■ The request: Could you write out the records below exactly as they appear, leaving out any pictures?

Saved entries:
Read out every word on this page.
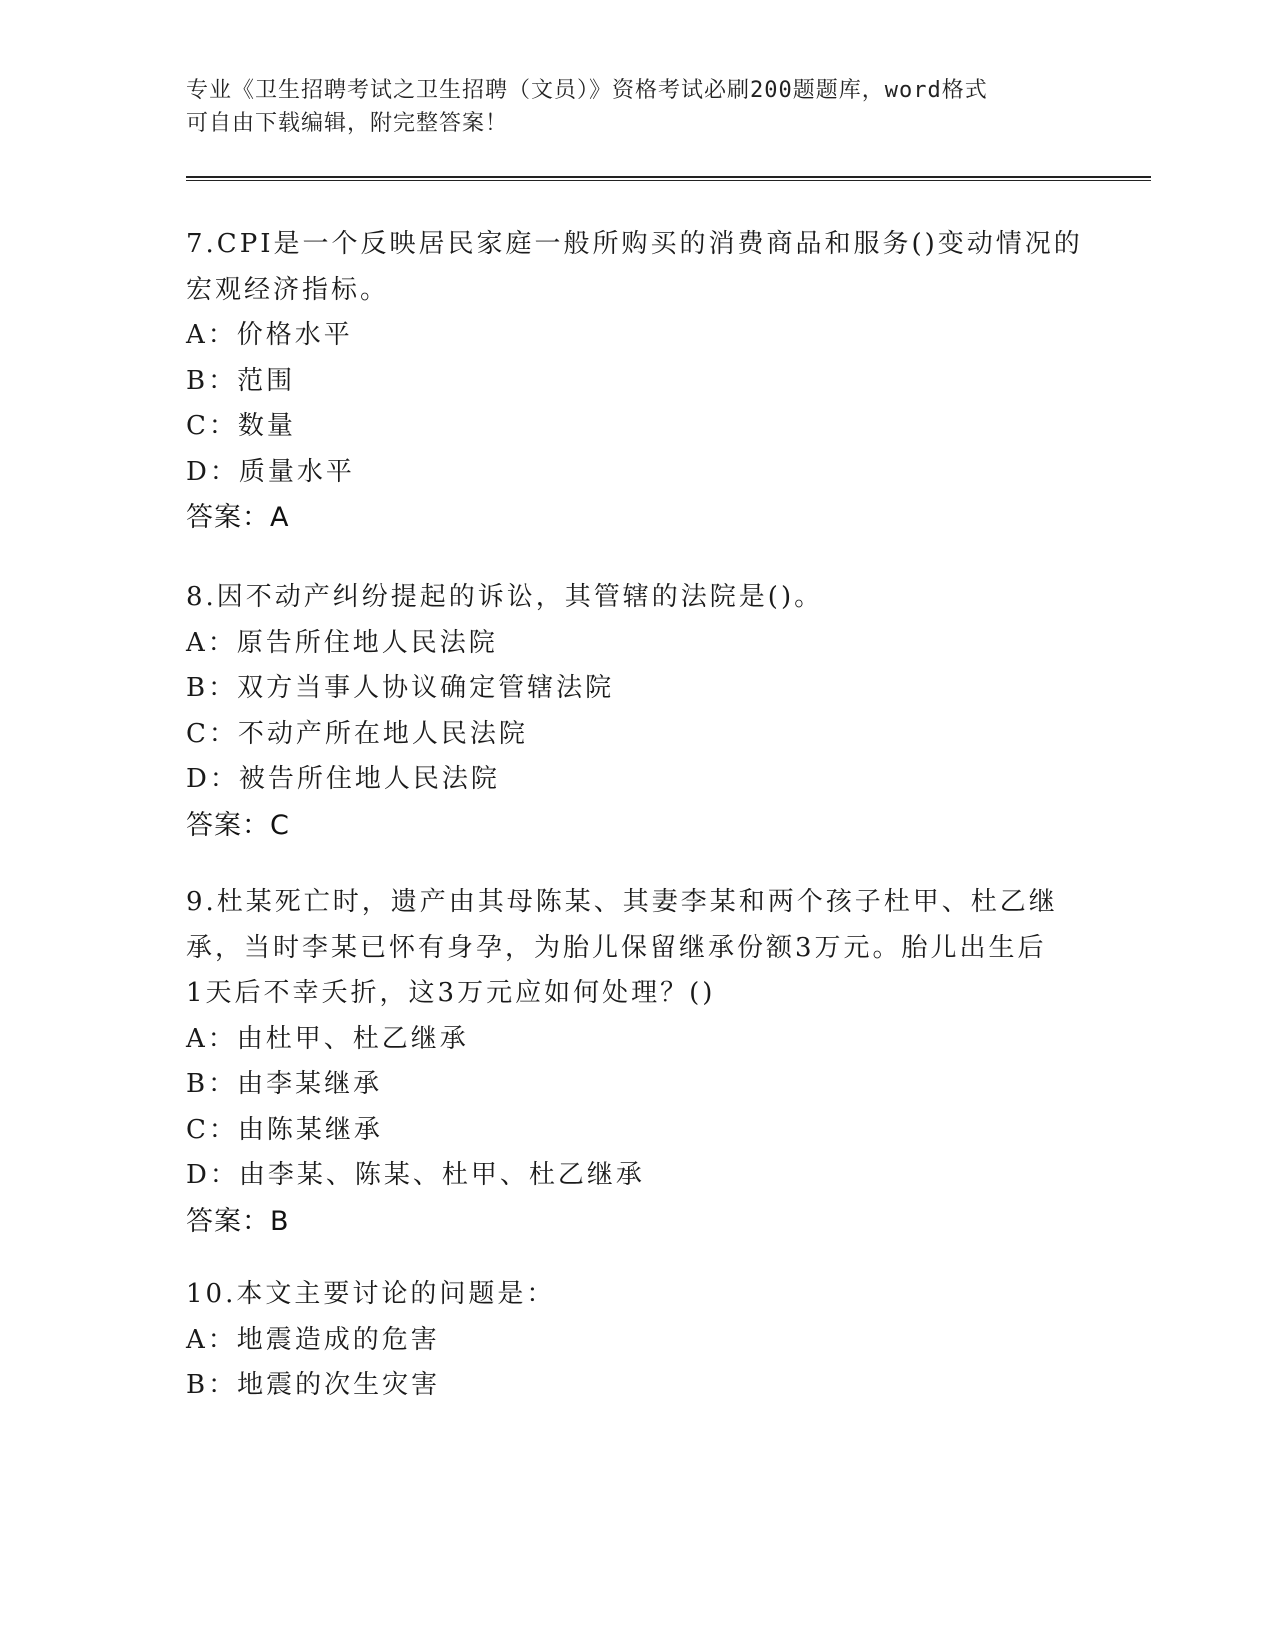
专业《卫生招聘考试之卫生招聘（文员）》资格考试必刷200题题库，word格式
可自由下载编辑，附完整答案！
7.CPI是一个反映居民家庭一般所购买的消费商品和服务()变动情况的
宏观经济指标。
A：价格水平
B：范围
C：数量
D：质量水平
答案：A
8.因不动产纠纷提起的诉讼，其管辖的法院是()。
A：原告所住地人民法院
B：双方当事人协议确定管辖法院
C：不动产所在地人民法院
D：被告所住地人民法院
答案：C
9.杜某死亡时，遗产由其母陈某、其妻李某和两个孩子杜甲、杜乙继
承，当时李某已怀有身孕，为胎儿保留继承份额3万元。胎儿出生后
1天后不幸夭折，这3万元应如何处理？()
A：由杜甲、杜乙继承
B：由李某继承
C：由陈某继承
D：由李某、陈某、杜甲、杜乙继承
答案：B
10.本文主要讨论的问题是：
A：地震造成的危害
B：地震的次生灾害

■ Solution below:
Read out every word on this page.
专业《卫生招聘考试之卫生招聘（文员）》资格考试必刷200题题库，word格式
可自由下载编辑，附完整答案！
7.CPI是一个反映居民家庭一般所购买的消费商品和服务()变动情况的
宏观经济指标。
A：价格水平
B：范围
C：数量
D：质量水平
答案：A
8.因不动产纠纷提起的诉讼，其管辖的法院是()。
A：原告所住地人民法院
B：双方当事人协议确定管辖法院
C：不动产所在地人民法院
D：被告所住地人民法院
答案：C
9.杜某死亡时，遗产由其母陈某、其妻李某和两个孩子杜甲、杜乙继
承，当时李某已怀有身孕，为胎儿保留继承份额3万元。胎儿出生后
1天后不幸夭折，这3万元应如何处理？()
A：由杜甲、杜乙继承
B：由李某继承
C：由陈某继承
D：由李某、陈某、杜甲、杜乙继承
答案：B
10.本文主要讨论的问题是：
A：地震造成的危害
B：地震的次生灾害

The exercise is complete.